[Stored records]
-- START --

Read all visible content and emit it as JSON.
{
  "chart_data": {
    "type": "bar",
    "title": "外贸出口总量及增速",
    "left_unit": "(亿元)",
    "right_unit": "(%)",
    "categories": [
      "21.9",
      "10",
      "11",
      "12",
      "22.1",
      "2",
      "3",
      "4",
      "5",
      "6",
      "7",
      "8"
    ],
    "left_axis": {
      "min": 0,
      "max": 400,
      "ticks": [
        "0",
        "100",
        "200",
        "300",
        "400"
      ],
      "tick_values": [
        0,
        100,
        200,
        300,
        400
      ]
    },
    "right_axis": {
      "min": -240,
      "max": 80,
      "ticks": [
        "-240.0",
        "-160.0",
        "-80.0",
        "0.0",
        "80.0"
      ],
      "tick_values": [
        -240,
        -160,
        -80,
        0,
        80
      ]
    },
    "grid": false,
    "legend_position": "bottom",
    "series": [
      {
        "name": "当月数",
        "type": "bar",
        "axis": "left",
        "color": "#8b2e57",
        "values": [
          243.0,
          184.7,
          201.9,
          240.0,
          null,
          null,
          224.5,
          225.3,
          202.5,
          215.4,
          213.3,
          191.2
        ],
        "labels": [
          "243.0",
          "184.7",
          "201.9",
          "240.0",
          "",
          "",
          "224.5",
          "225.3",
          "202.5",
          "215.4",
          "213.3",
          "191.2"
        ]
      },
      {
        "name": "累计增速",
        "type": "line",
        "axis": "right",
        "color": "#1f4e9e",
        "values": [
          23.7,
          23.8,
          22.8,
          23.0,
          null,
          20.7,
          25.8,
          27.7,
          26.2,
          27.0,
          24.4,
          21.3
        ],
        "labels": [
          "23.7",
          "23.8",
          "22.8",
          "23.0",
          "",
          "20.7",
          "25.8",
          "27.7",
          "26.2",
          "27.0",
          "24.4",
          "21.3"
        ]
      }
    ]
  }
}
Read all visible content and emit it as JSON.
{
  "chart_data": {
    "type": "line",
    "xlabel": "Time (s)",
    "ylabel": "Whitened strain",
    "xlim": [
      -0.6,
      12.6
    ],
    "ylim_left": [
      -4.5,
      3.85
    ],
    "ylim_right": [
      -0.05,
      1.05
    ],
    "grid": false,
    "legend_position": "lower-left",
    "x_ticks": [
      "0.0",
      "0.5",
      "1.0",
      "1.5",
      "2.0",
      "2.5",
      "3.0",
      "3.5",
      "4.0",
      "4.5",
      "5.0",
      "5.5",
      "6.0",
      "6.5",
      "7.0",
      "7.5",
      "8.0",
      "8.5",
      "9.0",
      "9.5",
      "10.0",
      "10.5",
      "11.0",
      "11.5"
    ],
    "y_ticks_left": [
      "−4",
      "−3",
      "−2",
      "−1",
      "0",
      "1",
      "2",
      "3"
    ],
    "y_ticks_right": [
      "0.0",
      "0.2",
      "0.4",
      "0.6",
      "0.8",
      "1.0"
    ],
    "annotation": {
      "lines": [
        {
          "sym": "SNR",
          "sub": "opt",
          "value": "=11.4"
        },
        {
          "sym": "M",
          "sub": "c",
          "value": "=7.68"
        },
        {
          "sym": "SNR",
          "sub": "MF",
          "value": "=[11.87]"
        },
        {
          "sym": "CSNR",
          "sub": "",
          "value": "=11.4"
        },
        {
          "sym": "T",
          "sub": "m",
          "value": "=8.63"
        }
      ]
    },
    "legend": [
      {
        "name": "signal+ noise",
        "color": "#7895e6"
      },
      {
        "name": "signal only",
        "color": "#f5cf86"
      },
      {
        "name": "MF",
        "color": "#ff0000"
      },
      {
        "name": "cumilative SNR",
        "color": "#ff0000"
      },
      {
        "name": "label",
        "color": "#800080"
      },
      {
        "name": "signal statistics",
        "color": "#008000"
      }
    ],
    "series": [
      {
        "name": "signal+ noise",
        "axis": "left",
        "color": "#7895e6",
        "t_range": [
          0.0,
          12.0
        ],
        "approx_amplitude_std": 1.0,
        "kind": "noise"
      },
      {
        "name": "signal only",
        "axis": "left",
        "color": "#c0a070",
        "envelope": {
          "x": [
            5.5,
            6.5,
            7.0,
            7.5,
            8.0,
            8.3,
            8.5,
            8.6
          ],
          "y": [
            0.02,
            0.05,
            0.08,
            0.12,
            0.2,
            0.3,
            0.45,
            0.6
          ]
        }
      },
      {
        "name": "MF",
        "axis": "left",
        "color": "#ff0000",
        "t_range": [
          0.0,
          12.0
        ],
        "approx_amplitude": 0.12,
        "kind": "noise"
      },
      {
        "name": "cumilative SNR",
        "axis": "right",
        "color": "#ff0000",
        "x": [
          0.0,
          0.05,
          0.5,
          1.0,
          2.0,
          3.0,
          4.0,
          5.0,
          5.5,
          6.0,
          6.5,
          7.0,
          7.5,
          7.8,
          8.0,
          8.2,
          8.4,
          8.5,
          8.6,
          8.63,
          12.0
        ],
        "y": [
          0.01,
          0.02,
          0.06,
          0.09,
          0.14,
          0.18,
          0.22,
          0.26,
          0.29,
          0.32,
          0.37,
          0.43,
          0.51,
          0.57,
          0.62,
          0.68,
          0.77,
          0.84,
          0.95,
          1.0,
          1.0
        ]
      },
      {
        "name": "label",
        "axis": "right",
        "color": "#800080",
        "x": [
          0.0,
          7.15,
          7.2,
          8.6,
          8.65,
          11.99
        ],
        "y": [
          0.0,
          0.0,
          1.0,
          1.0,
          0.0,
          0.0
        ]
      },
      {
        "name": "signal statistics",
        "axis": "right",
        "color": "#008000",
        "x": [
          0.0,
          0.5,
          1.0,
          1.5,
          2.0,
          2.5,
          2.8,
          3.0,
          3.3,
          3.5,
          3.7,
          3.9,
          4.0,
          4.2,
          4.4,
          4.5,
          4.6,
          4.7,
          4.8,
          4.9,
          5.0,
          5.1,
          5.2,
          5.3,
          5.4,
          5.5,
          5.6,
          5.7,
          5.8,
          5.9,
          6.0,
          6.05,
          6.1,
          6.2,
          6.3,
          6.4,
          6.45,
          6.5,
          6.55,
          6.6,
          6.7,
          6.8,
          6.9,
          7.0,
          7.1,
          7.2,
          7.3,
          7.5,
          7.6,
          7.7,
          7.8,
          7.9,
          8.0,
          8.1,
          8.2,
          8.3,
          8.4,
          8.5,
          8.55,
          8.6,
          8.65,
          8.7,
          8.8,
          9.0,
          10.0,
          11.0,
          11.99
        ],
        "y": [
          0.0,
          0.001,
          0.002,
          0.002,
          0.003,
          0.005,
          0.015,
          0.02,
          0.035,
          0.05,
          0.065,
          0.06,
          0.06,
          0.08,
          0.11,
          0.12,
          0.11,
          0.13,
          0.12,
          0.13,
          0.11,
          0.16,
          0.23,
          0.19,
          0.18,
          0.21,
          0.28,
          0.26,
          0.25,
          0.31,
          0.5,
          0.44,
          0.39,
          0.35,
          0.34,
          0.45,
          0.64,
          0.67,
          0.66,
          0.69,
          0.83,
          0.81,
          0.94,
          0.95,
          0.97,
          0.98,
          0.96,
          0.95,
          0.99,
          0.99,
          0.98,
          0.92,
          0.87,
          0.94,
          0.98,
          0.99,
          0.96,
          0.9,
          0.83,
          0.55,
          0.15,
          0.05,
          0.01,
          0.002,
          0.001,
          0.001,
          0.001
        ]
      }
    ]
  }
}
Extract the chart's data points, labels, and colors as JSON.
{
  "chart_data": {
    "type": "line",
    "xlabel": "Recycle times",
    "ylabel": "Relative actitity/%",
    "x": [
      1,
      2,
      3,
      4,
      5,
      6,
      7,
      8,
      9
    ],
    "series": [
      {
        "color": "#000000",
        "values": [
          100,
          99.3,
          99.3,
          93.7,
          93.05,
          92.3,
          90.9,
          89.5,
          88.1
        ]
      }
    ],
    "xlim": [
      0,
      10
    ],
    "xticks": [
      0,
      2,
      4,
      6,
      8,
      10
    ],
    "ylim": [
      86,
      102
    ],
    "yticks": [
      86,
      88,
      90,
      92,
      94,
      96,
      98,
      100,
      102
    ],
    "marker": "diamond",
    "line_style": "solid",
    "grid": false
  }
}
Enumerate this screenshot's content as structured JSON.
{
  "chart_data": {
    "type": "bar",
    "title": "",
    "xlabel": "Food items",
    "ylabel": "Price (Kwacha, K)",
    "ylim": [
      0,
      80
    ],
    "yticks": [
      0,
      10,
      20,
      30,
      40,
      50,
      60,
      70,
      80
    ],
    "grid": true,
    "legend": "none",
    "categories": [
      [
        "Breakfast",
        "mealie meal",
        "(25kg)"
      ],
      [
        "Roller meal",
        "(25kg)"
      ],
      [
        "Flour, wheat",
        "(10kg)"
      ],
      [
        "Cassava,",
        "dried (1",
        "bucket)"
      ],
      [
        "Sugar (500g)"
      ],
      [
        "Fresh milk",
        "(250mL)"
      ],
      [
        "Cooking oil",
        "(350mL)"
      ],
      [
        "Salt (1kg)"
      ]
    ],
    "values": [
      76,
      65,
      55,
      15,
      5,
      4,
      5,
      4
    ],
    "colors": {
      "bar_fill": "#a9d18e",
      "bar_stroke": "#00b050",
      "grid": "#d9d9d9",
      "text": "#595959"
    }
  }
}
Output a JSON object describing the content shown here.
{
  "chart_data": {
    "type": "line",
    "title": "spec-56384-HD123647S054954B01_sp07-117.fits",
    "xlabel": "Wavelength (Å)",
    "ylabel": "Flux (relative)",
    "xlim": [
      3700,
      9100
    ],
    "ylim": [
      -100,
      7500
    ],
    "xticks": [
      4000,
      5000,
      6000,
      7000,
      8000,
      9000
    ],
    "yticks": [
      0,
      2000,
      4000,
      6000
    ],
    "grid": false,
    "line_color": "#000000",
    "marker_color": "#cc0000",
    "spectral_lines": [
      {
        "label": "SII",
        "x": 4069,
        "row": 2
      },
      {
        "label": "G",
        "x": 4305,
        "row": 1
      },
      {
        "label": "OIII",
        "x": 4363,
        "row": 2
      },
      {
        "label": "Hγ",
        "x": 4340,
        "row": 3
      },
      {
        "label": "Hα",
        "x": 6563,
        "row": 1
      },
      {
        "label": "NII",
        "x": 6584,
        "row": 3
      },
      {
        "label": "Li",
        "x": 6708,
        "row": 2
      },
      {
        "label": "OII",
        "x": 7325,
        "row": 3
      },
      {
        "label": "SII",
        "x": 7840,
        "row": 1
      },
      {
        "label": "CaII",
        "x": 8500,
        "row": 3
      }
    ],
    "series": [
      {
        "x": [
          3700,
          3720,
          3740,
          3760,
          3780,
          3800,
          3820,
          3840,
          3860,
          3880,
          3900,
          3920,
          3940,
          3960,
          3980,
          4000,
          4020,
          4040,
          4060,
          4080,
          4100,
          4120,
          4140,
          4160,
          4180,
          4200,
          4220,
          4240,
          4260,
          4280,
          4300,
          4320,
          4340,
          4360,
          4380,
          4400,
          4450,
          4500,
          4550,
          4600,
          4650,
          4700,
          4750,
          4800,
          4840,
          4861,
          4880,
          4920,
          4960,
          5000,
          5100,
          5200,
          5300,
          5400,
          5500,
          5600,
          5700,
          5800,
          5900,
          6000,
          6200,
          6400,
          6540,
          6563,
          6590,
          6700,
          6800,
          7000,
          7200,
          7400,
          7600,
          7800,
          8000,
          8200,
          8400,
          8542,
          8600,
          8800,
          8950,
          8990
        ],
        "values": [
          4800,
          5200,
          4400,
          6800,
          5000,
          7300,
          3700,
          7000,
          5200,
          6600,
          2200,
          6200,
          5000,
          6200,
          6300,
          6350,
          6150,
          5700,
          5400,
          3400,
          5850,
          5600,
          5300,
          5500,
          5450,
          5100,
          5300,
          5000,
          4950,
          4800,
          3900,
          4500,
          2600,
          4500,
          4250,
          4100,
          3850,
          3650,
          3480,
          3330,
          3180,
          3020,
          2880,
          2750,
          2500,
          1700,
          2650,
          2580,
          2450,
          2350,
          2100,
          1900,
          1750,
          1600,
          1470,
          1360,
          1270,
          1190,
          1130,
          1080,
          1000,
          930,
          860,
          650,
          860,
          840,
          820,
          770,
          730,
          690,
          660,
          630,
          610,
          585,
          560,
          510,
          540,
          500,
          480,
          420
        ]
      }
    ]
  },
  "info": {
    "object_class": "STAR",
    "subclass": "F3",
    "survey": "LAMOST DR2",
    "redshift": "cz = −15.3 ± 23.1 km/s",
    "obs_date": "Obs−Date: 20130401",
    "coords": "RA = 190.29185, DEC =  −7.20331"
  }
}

-- END --

--- TO DO ---
Keep only those lines of the records that hold "title", and return them.

--- RESPONSE FOR THIS EXERCISE ---
    "title": "外贸出口总量及增速",
    "title": "",
    "title": "spec-56384-HD123647S054954B01_sp07-117.fits",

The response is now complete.